- WHAT IS ASKED
The records below must be duplicated exactly, character for character.

____

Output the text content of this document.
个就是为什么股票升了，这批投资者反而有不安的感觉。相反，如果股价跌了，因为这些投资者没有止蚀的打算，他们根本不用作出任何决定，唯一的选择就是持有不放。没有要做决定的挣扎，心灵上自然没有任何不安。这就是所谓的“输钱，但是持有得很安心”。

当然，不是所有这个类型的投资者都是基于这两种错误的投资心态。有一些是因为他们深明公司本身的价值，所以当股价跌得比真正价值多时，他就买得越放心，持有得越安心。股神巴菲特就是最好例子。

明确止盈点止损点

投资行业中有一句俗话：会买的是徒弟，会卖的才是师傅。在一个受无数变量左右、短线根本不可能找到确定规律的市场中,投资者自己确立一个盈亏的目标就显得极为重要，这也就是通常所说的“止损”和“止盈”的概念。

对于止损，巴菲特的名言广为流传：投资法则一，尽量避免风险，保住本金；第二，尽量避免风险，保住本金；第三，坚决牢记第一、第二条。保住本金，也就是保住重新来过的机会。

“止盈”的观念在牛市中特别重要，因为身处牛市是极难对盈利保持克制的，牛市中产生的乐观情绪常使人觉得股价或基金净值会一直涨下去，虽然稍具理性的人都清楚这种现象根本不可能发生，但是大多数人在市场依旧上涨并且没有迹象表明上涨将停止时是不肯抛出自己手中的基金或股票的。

____

- CORRECT RESPONSE
Output the text content of this document.
个就是为什么股票升了，这批投资者反而有不安的感觉。相反，如果股价跌了，因为这些投资者没有止蚀的打算，他们根本不用作出任何决定，唯一的选择就是持有不放。没有要做决定的挣扎，心灵上自然没有任何不安。这就是所谓的“输钱，但是持有得很安心”。

当然，不是所有这个类型的投资者都是基于这两种错误的投资心态。有一些是因为他们深明公司本身的价值，所以当股价跌得比真正价值多时，他就买得越放心，持有得越安心。股神巴菲特就是最好例子。

明确止盈点止损点

投资行业中有一句俗话：会买的是徒弟，会卖的才是师傅。在一个受无数变量左右、短线根本不可能找到确定规律的市场中,投资者自己确立一个盈亏的目标就显得极为重要，这也就是通常所说的“止损”和“止盈”的概念。

对于止损，巴菲特的名言广为流传：投资法则一，尽量避免风险，保住本金；第二，尽量避免风险，保住本金；第三，坚决牢记第一、第二条。保住本金，也就是保住重新来过的机会。

“止盈”的观念在牛市中特别重要，因为身处牛市是极难对盈利保持克制的，牛市中产生的乐观情绪常使人觉得股价或基金净值会一直涨下去，虽然稍具理性的人都清楚这种现象根本不可能发生，但是大多数人在市场依旧上涨并且没有迹象表明上涨将停止时是不肯抛出自己手中的基金或股票的。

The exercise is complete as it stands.